━━━━━ Source data ━━━━━
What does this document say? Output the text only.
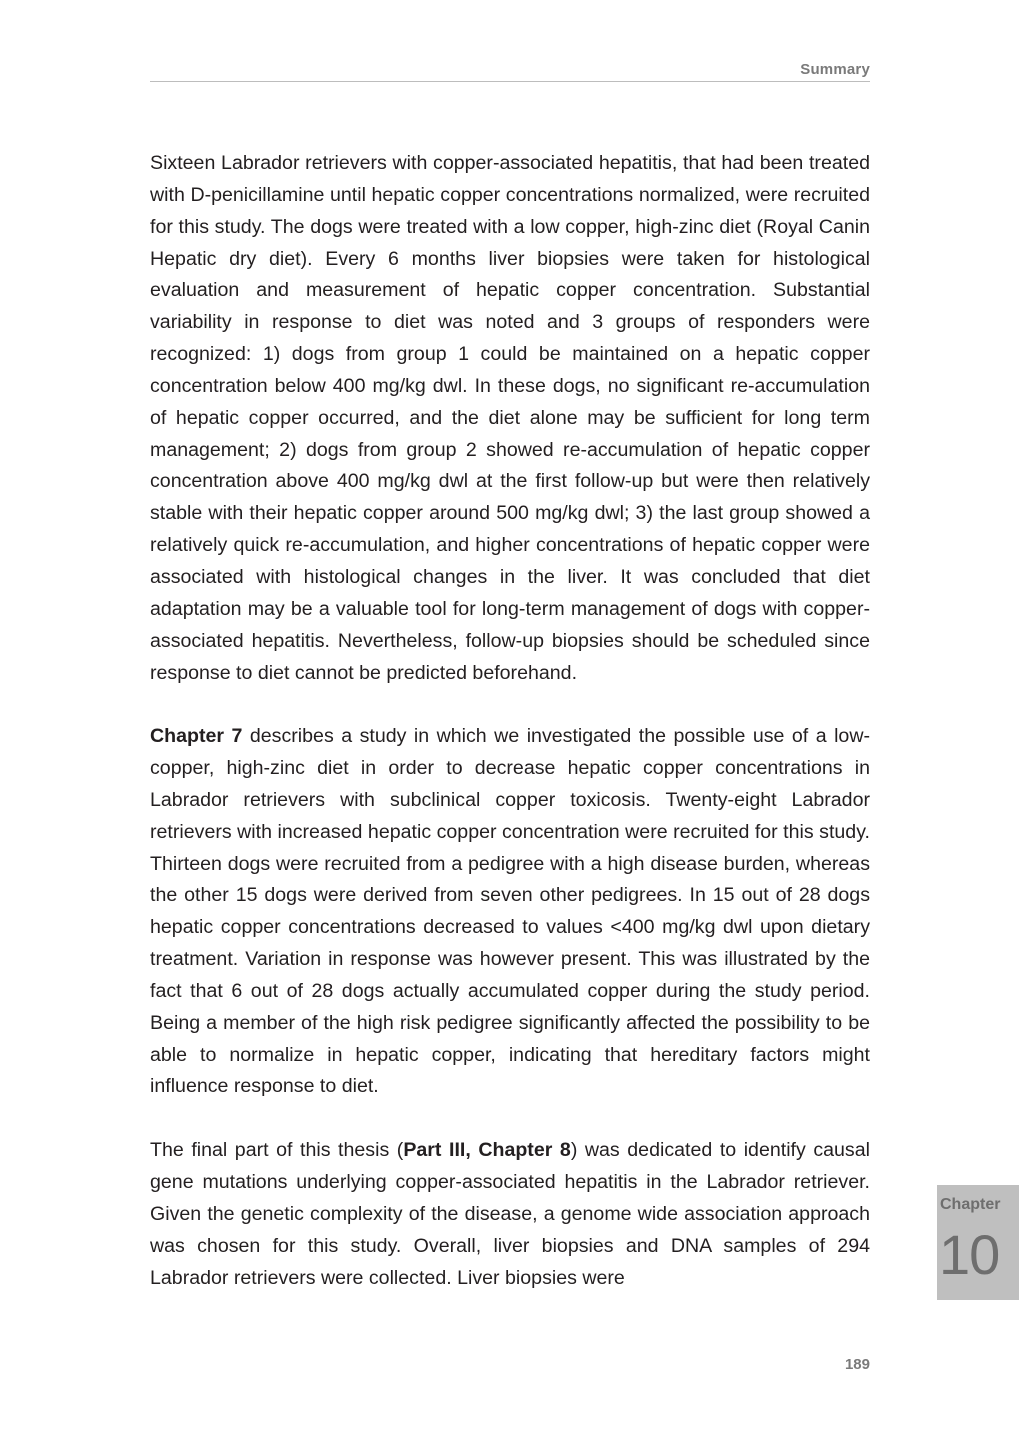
Summary

Sixteen Labrador retrievers with copper-associated hepatitis, that had been treated with D-penicillamine until hepatic copper concentrations normalized, were recruited for this study. The dogs were treated with a low copper, high-zinc diet (Royal Canin Hepatic dry diet). Every 6 months liver biopsies were taken for histological evaluation and measurement of hepatic copper concentration. Substantial variability in response to diet was noted and 3 groups of responders were recognized: 1) dogs from group 1 could be maintained on a hepatic copper concentration below 400 mg/kg dwl. In these dogs, no significant re-accumulation of hepatic copper occurred, and the diet alone may be sufficient for long term management; 2) dogs from group 2 showed re-accumulation of hepatic copper concentration above 400 mg/kg dwl at the first follow-up but were then relatively stable with their hepatic copper around 500 mg/kg dwl; 3) the last group showed a relatively quick re-accumulation, and higher concentrations of hepatic copper were associated with histological changes in the liver. It was concluded that diet adaptation may be a valuable tool for long-term management of dogs with copper-associated hepatitis. Nevertheless, follow-up biopsies should be scheduled since response to diet cannot be predicted beforehand.

Chapter 7 describes a study in which we investigated the possible use of a low-copper, high-zinc diet in order to decrease hepatic copper concentrations in Labrador retrievers with subclinical copper toxicosis. Twenty-eight Labrador retrievers with increased hepatic copper concentration were recruited for this study. Thirteen dogs were recruited from a pedigree with a high disease burden, whereas the other 15 dogs were derived from seven other pedigrees. In 15 out of 28 dogs hepatic copper concentrations decreased to values <400 mg/kg dwl upon dietary treatment. Variation in response was however present. This was illustrated by the fact that 6 out of 28 dogs actually accumulated copper during the study period. Being a member of the high risk pedigree significantly affected the possibility to be able to normalize in hepatic copper, indicating that hereditary factors might influence response to diet.

The final part of this thesis (Part III, Chapter 8) was dedicated to identify causal gene mutations underlying copper-associated hepatitis in the Labrador retriever. Given the genetic complexity of the disease, a genome wide association approach was chosen for this study. Overall, liver biopsies and DNA samples of 294 Labrador retrievers were collected. Liver biopsies were

Chapter
10
189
━━━━━
## Exercise description
I would like the data above transcribed exactly, with its pictures left out.

## Result of this exercise
What does this document say? Output the text only.
Summary

Sixteen Labrador retrievers with copper-associated hepatitis, that had been treated with D-penicillamine until hepatic copper concentrations normalized, were recruited for this study. The dogs were treated with a low copper, high-zinc diet (Royal Canin Hepatic dry diet). Every 6 months liver biopsies were taken for histological evaluation and measurement of hepatic copper concentration. Substantial variability in response to diet was noted and 3 groups of responders were recognized: 1) dogs from group 1 could be maintained on a hepatic copper concentration below 400 mg/kg dwl. In these dogs, no significant re-accumulation of hepatic copper occurred, and the diet alone may be sufficient for long term management; 2) dogs from group 2 showed re-accumulation of hepatic copper concentration above 400 mg/kg dwl at the first follow-up but were then relatively stable with their hepatic copper around 500 mg/kg dwl; 3) the last group showed a relatively quick re-accumulation, and higher concentrations of hepatic copper were associated with histological changes in the liver. It was concluded that diet adaptation may be a valuable tool for long-term management of dogs with copper-associated hepatitis. Nevertheless, follow-up biopsies should be scheduled since response to diet cannot be predicted beforehand.

Chapter 7 describes a study in which we investigated the possible use of a low-copper, high-zinc diet in order to decrease hepatic copper concentrations in Labrador retrievers with subclinical copper toxicosis. Twenty-eight Labrador retrievers with increased hepatic copper concentration were recruited for this study. Thirteen dogs were recruited from a pedigree with a high disease burden, whereas the other 15 dogs were derived from seven other pedigrees. In 15 out of 28 dogs hepatic copper concentrations decreased to values <400 mg/kg dwl upon dietary treatment. Variation in response was however present. This was illustrated by the fact that 6 out of 28 dogs actually accumulated copper during the study period. Being a member of the high risk pedigree significantly affected the possibility to be able to normalize in hepatic copper, indicating that hereditary factors might influence response to diet.

The final part of this thesis (Part III, Chapter 8) was dedicated to identify causal gene mutations underlying copper-associated hepatitis in the Labrador retriever. Given the genetic complexity of the disease, a genome wide association approach was chosen for this study. Overall, liver biopsies and DNA samples of 294 Labrador retrievers were collected. Liver biopsies were

Chapter
10
189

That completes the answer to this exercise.